Copy out the entries below in full and exactly.

[Data extracted from a collection]
====

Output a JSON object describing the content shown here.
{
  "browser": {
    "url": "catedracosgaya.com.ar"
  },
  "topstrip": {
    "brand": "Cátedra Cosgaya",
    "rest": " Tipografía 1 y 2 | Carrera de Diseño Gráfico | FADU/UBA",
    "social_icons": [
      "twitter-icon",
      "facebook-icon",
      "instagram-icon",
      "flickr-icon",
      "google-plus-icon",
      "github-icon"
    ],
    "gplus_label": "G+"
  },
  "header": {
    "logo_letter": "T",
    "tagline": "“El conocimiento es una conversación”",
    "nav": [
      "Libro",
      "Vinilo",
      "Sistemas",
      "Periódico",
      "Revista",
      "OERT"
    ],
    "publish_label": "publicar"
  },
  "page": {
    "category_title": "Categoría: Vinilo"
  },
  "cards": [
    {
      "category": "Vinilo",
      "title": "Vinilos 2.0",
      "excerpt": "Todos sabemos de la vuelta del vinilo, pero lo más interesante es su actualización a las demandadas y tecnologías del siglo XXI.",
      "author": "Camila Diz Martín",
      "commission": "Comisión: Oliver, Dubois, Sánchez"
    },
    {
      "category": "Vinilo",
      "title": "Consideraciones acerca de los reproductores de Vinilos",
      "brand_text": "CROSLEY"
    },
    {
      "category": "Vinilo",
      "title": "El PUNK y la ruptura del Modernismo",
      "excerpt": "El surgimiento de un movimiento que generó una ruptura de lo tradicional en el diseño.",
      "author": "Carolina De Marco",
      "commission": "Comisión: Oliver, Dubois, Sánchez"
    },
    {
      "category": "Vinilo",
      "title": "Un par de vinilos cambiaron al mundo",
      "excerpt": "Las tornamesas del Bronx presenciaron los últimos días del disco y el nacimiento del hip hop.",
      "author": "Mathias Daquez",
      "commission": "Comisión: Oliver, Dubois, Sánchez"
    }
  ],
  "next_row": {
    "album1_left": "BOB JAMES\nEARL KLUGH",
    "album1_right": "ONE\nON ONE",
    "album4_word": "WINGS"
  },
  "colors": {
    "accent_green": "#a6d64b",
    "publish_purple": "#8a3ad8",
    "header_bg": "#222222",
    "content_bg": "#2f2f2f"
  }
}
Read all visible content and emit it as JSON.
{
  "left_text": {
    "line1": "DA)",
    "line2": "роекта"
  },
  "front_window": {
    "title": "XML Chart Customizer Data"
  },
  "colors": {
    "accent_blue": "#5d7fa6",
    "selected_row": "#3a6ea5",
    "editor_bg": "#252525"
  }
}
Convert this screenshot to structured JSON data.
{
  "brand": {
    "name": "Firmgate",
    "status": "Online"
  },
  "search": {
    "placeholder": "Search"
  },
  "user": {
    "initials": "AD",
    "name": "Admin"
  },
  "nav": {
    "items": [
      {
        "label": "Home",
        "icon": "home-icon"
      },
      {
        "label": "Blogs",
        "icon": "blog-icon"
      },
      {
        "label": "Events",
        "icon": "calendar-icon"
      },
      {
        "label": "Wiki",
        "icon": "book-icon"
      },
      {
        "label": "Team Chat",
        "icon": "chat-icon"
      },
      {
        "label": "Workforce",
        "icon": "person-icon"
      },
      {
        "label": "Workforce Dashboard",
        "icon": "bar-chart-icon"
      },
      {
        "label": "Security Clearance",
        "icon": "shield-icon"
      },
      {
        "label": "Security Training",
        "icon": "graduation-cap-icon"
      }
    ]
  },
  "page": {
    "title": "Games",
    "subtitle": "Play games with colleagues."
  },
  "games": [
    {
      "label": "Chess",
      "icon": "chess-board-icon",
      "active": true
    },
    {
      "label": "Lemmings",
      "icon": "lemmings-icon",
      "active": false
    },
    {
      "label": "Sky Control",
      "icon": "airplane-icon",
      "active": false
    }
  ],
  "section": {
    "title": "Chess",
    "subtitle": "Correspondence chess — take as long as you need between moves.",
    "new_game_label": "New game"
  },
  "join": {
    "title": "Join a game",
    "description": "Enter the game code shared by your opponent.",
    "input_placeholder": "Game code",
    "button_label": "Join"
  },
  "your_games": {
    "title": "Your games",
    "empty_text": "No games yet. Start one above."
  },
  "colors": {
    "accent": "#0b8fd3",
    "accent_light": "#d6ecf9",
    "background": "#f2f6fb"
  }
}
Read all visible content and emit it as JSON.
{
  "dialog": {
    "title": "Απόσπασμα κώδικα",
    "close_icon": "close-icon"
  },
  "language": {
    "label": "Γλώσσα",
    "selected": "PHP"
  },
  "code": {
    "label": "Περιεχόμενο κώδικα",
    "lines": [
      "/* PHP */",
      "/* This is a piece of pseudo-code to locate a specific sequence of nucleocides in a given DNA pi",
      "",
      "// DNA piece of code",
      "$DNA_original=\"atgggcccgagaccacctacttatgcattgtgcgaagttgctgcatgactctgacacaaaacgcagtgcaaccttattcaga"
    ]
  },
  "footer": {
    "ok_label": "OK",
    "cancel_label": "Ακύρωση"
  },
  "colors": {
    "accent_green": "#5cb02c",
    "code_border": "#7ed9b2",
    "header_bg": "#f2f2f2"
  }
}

====

REPLY »
Output a JSON object describing the content shown here.
{
  "browser": {
    "url": "catedracosgaya.com.ar"
  },
  "topstrip": {
    "brand": "Cátedra Cosgaya",
    "rest": " Tipografía 1 y 2 | Carrera de Diseño Gráfico | FADU/UBA",
    "social_icons": [
      "twitter-icon",
      "facebook-icon",
      "instagram-icon",
      "flickr-icon",
      "google-plus-icon",
      "github-icon"
    ],
    "gplus_label": "G+"
  },
  "header": {
    "logo_letter": "T",
    "tagline": "“El conocimiento es una conversación”",
    "nav": [
      "Libro",
      "Vinilo",
      "Sistemas",
      "Periódico",
      "Revista",
      "OERT"
    ],
    "publish_label": "publicar"
  },
  "page": {
    "category_title": "Categoría: Vinilo"
  },
  "cards": [
    {
      "category": "Vinilo",
      "title": "Vinilos 2.0",
      "excerpt": "Todos sabemos de la vuelta del vinilo, pero lo más interesante es su actualización a las demandadas y tecnologías del siglo XXI.",
      "author": "Camila Diz Martín",
      "commission": "Comisión: Oliver, Dubois, Sánchez"
    },
    {
      "category": "Vinilo",
      "title": "Consideraciones acerca de los reproductores de Vinilos",
      "brand_text": "CROSLEY"
    },
    {
      "category": "Vinilo",
      "title": "El PUNK y la ruptura del Modernismo",
      "excerpt": "El surgimiento de un movimiento que generó una ruptura de lo tradicional en el diseño.",
      "author": "Carolina De Marco",
      "commission": "Comisión: Oliver, Dubois, Sánchez"
    },
    {
      "category": "Vinilo",
      "title": "Un par de vinilos cambiaron al mundo",
      "excerpt": "Las tornamesas del Bronx presenciaron los últimos días del disco y el nacimiento del hip hop.",
      "author": "Mathias Daquez",
      "commission": "Comisión: Oliver, Dubois, Sánchez"
    }
  ],
  "next_row": {
    "album1_left": "BOB JAMES\nEARL KLUGH",
    "album1_right": "ONE\nON ONE",
    "album4_word": "WINGS"
  },
  "colors": {
    "accent_green": "#a6d64b",
    "publish_purple": "#8a3ad8",
    "header_bg": "#222222",
    "content_bg": "#2f2f2f"
  }
}
Read all visible content and emit it as JSON.
{
  "left_text": {
    "line1": "DA)",
    "line2": "роекта"
  },
  "front_window": {
    "title": "XML Chart Customizer Data"
  },
  "colors": {
    "accent_blue": "#5d7fa6",
    "selected_row": "#3a6ea5",
    "editor_bg": "#252525"
  }
}
Convert this screenshot to structured JSON data.
{
  "brand": {
    "name": "Firmgate",
    "status": "Online"
  },
  "search": {
    "placeholder": "Search"
  },
  "user": {
    "initials": "AD",
    "name": "Admin"
  },
  "nav": {
    "items": [
      {
        "label": "Home",
        "icon": "home-icon"
      },
      {
        "label": "Blogs",
        "icon": "blog-icon"
      },
      {
        "label": "Events",
        "icon": "calendar-icon"
      },
      {
        "label": "Wiki",
        "icon": "book-icon"
      },
      {
        "label": "Team Chat",
        "icon": "chat-icon"
      },
      {
        "label": "Workforce",
        "icon": "person-icon"
      },
      {
        "label": "Workforce Dashboard",
        "icon": "bar-chart-icon"
      },
      {
        "label": "Security Clearance",
        "icon": "shield-icon"
      },
      {
        "label": "Security Training",
        "icon": "graduation-cap-icon"
      }
    ]
  },
  "page": {
    "title": "Games",
    "subtitle": "Play games with colleagues."
  },
  "games": [
    {
      "label": "Chess",
      "icon": "chess-board-icon",
      "active": true
    },
    {
      "label": "Lemmings",
      "icon": "lemmings-icon",
      "active": false
    },
    {
      "label": "Sky Control",
      "icon": "airplane-icon",
      "active": false
    }
  ],
  "section": {
    "title": "Chess",
    "subtitle": "Correspondence chess — take as long as you need between moves.",
    "new_game_label": "New game"
  },
  "join": {
    "title": "Join a game",
    "description": "Enter the game code shared by your opponent.",
    "input_placeholder": "Game code",
    "button_label": "Join"
  },
  "your_games": {
    "title": "Your games",
    "empty_text": "No games yet. Start one above."
  },
  "colors": {
    "accent": "#0b8fd3",
    "accent_light": "#d6ecf9",
    "background": "#f2f6fb"
  }
}
Read all visible content and emit it as JSON.
{
  "dialog": {
    "title": "Απόσπασμα κώδικα",
    "close_icon": "close-icon"
  },
  "language": {
    "label": "Γλώσσα",
    "selected": "PHP"
  },
  "code": {
    "label": "Περιεχόμενο κώδικα",
    "lines": [
      "/* PHP */",
      "/* This is a piece of pseudo-code to locate a specific sequence of nucleocides in a given DNA pi",
      "",
      "// DNA piece of code",
      "$DNA_original=\"atgggcccgagaccacctacttatgcattgtgcgaagttgctgcatgactctgacacaaaacgcagtgcaaccttattcaga"
    ]
  },
  "footer": {
    "ok_label": "OK",
    "cancel_label": "Ακύρωση"
  },
  "colors": {
    "accent_green": "#5cb02c",
    "code_border": "#7ed9b2",
    "header_bg": "#f2f2f2"
  }
}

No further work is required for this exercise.